____ Extracted material

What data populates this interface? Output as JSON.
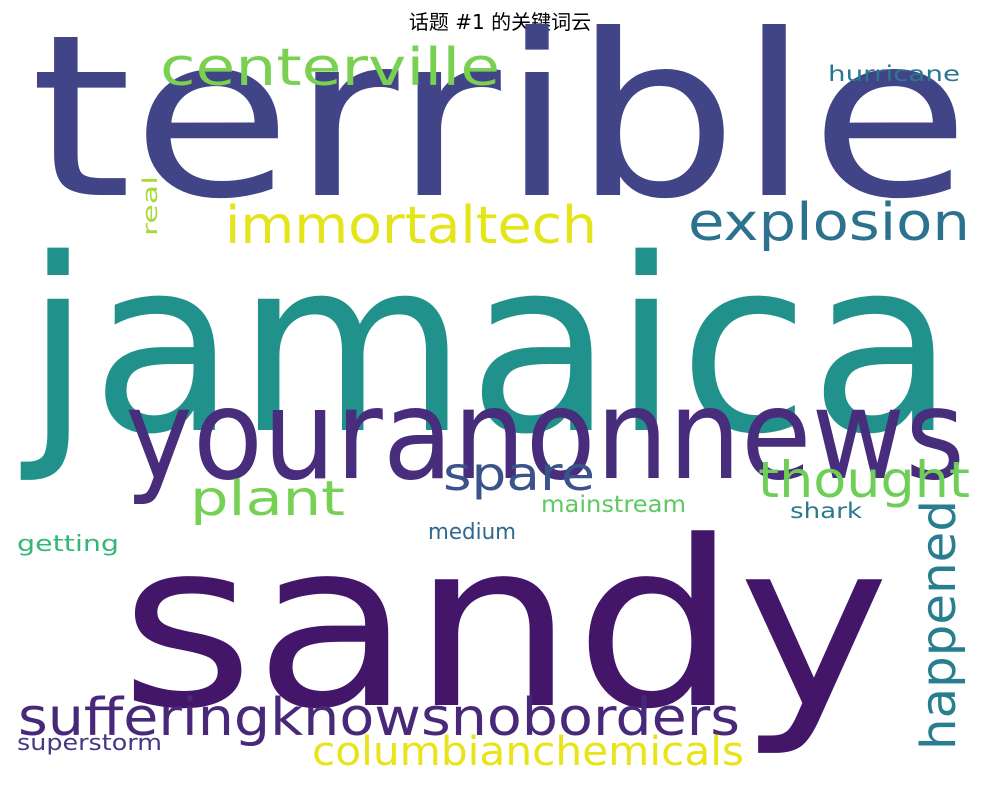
{
  "chart_data": {
    "type": "wordcloud",
    "title": "话题 #1 的关键词云",
    "words": [
      {
        "text": "terrible",
        "color": "#414487"
      },
      {
        "text": "jamaica",
        "color": "#21918c"
      },
      {
        "text": "youranonnews",
        "color": "#472d7b"
      },
      {
        "text": "sandy",
        "color": "#44166a"
      },
      {
        "text": "centerville",
        "color": "#7ad151"
      },
      {
        "text": "immortaltech",
        "color": "#e4e419"
      },
      {
        "text": "explosion",
        "color": "#2c728e"
      },
      {
        "text": "hurricane",
        "color": "#2a788e"
      },
      {
        "text": "real",
        "color": "#a5db36"
      },
      {
        "text": "spare",
        "color": "#3b528b"
      },
      {
        "text": "plant",
        "color": "#75d054"
      },
      {
        "text": "thought",
        "color": "#6ece58"
      },
      {
        "text": "happened",
        "color": "#287d8e"
      },
      {
        "text": "mainstream",
        "color": "#5ec962"
      },
      {
        "text": "shark",
        "color": "#2a788e"
      },
      {
        "text": "medium",
        "color": "#31688e"
      },
      {
        "text": "getting",
        "color": "#35b779"
      },
      {
        "text": "sufferingknowsnoborders",
        "color": "#482878"
      },
      {
        "text": "columbianchemicals",
        "color": "#e8e419"
      },
      {
        "text": "superstorm",
        "color": "#443983"
      }
    ]
  }
}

________

Requirement:
Give back the whole listing as it stands, minus its pictures.

Solution to the problem:
What data populates this interface? Output as JSON.
{
  "chart_data": {
    "type": "wordcloud",
    "title": "话题 #1 的关键词云",
    "words": [
      {
        "text": "terrible",
        "color": "#414487"
      },
      {
        "text": "jamaica",
        "color": "#21918c"
      },
      {
        "text": "youranonnews",
        "color": "#472d7b"
      },
      {
        "text": "sandy",
        "color": "#44166a"
      },
      {
        "text": "centerville",
        "color": "#7ad151"
      },
      {
        "text": "immortaltech",
        "color": "#e4e419"
      },
      {
        "text": "explosion",
        "color": "#2c728e"
      },
      {
        "text": "hurricane",
        "color": "#2a788e"
      },
      {
        "text": "real",
        "color": "#a5db36"
      },
      {
        "text": "spare",
        "color": "#3b528b"
      },
      {
        "text": "plant",
        "color": "#75d054"
      },
      {
        "text": "thought",
        "color": "#6ece58"
      },
      {
        "text": "happened",
        "color": "#287d8e"
      },
      {
        "text": "mainstream",
        "color": "#5ec962"
      },
      {
        "text": "shark",
        "color": "#2a788e"
      },
      {
        "text": "medium",
        "color": "#31688e"
      },
      {
        "text": "getting",
        "color": "#35b779"
      },
      {
        "text": "sufferingknowsnoborders",
        "color": "#482878"
      },
      {
        "text": "columbianchemicals",
        "color": "#e8e419"
      },
      {
        "text": "superstorm",
        "color": "#443983"
      }
    ]
  }
}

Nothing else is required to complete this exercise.